Written request. Reproduce, without alteration, the records below, from the line containing "icon: notepad and" up to and including the line containing "panel: infodata 01 <box>218 671 580 817</box>".

───── Records for the task

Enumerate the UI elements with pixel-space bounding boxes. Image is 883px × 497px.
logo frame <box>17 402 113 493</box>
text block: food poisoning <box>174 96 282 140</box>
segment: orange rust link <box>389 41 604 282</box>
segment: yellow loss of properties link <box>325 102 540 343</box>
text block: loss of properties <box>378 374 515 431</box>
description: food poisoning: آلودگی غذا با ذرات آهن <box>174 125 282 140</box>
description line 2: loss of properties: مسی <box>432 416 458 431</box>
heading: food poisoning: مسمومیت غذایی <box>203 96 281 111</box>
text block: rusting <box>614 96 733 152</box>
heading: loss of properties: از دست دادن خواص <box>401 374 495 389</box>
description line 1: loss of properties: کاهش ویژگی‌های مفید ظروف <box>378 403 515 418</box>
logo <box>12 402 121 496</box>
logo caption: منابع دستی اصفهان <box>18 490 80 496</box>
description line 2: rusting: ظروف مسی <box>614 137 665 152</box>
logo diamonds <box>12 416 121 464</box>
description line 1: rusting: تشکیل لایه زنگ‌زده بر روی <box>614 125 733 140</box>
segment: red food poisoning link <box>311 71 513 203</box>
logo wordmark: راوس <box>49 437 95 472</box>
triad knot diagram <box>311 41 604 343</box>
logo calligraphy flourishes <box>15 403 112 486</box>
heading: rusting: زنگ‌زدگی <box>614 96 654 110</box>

──────────
───── Records for the task

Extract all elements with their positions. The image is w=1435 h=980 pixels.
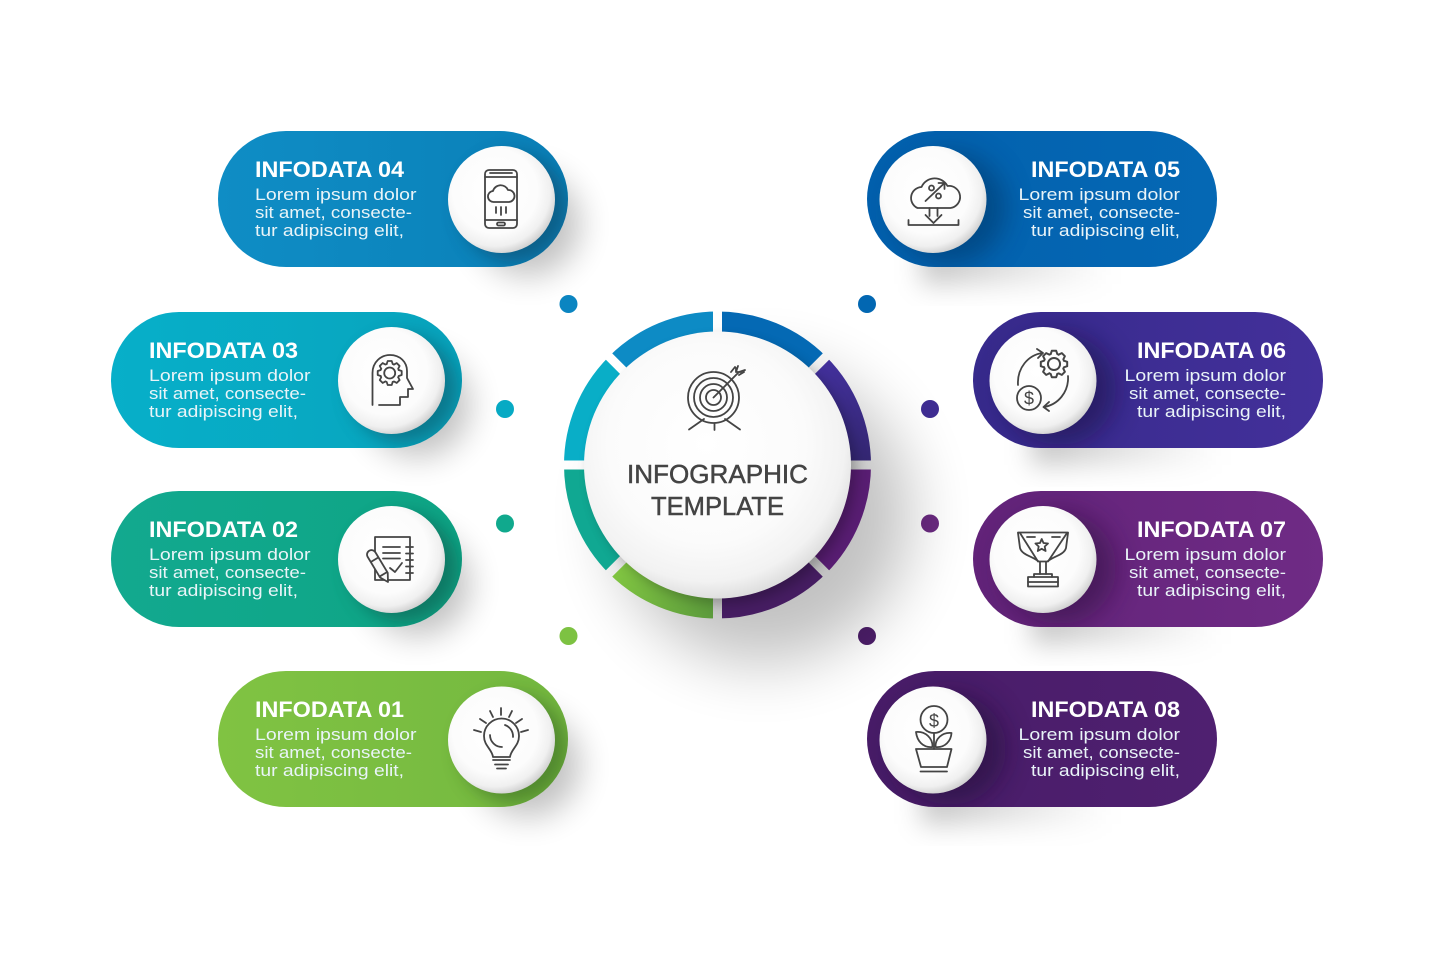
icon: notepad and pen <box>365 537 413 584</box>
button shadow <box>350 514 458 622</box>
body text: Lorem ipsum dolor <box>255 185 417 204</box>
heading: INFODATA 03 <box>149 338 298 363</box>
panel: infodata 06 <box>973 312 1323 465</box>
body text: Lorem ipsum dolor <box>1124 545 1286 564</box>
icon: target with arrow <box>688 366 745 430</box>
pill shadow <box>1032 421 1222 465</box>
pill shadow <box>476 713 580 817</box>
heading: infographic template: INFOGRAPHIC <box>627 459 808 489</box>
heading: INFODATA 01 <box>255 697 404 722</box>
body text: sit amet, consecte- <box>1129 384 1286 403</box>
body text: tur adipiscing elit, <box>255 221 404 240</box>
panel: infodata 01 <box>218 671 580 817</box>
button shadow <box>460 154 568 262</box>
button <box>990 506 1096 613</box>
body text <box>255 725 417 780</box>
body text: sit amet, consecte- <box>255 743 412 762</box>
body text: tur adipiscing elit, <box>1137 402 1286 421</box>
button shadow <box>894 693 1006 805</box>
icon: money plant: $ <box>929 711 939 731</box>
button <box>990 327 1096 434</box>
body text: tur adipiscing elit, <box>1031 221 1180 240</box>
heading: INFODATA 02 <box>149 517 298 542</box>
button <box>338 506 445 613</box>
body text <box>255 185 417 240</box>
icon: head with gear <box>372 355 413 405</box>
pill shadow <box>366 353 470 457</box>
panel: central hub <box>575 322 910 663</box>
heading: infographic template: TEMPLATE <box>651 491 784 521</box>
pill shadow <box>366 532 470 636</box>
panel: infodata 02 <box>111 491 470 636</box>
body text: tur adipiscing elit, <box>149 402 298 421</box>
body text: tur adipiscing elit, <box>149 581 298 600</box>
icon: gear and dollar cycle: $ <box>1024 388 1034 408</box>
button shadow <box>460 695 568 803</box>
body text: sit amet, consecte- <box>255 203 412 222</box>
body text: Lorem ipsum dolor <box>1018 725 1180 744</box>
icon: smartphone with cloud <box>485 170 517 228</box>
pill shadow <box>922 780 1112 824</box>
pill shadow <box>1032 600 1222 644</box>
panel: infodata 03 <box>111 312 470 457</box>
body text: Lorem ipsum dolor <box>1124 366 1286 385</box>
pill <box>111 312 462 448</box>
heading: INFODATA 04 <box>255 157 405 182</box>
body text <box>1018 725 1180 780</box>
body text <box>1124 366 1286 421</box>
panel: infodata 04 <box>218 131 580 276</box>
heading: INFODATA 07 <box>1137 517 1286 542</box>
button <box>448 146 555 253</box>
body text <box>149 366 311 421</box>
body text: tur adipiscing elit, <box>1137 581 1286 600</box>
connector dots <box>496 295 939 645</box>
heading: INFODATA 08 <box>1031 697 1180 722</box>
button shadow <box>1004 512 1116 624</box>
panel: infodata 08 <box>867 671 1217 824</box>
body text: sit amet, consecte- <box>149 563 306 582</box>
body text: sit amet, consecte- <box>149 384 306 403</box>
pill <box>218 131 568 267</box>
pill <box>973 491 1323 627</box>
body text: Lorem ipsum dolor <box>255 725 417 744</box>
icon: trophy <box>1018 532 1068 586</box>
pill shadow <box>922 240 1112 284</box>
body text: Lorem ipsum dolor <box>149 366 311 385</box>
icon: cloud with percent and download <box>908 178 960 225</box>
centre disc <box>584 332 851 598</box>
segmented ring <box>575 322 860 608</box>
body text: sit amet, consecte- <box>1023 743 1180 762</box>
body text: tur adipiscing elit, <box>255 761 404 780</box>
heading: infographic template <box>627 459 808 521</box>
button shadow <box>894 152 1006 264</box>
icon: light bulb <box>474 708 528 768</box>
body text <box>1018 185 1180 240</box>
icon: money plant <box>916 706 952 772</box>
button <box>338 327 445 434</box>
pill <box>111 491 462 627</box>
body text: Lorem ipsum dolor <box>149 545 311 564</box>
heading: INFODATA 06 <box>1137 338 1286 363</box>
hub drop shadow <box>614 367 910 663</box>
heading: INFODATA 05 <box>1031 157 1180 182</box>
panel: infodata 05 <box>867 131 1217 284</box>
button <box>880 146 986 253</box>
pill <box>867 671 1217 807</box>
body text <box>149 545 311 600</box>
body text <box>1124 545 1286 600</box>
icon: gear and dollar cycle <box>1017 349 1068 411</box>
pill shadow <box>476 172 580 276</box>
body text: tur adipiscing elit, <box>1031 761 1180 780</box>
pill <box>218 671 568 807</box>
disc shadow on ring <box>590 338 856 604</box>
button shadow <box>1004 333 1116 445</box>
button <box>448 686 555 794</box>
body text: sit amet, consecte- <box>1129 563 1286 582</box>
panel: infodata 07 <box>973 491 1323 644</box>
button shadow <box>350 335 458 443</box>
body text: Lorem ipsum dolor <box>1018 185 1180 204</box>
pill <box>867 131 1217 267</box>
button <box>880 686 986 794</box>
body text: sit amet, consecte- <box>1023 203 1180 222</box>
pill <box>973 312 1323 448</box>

──────────

Task result.
icon: notepad and pen <box>365 537 413 584</box>
button shadow <box>350 514 458 622</box>
body text: Lorem ipsum dolor <box>255 185 417 204</box>
heading: INFODATA 03 <box>149 338 298 363</box>
panel: infodata 06 <box>973 312 1323 465</box>
body text: Lorem ipsum dolor <box>1124 545 1286 564</box>
icon: target with arrow <box>688 366 745 430</box>
pill shadow <box>1032 421 1222 465</box>
pill shadow <box>476 713 580 817</box>
heading: infographic template: INFOGRAPHIC <box>627 459 808 489</box>
heading: INFODATA 01 <box>255 697 404 722</box>
body text: sit amet, consecte- <box>1129 384 1286 403</box>
body text: tur adipiscing elit, <box>255 221 404 240</box>
panel: infodata 01 <box>218 671 580 817</box>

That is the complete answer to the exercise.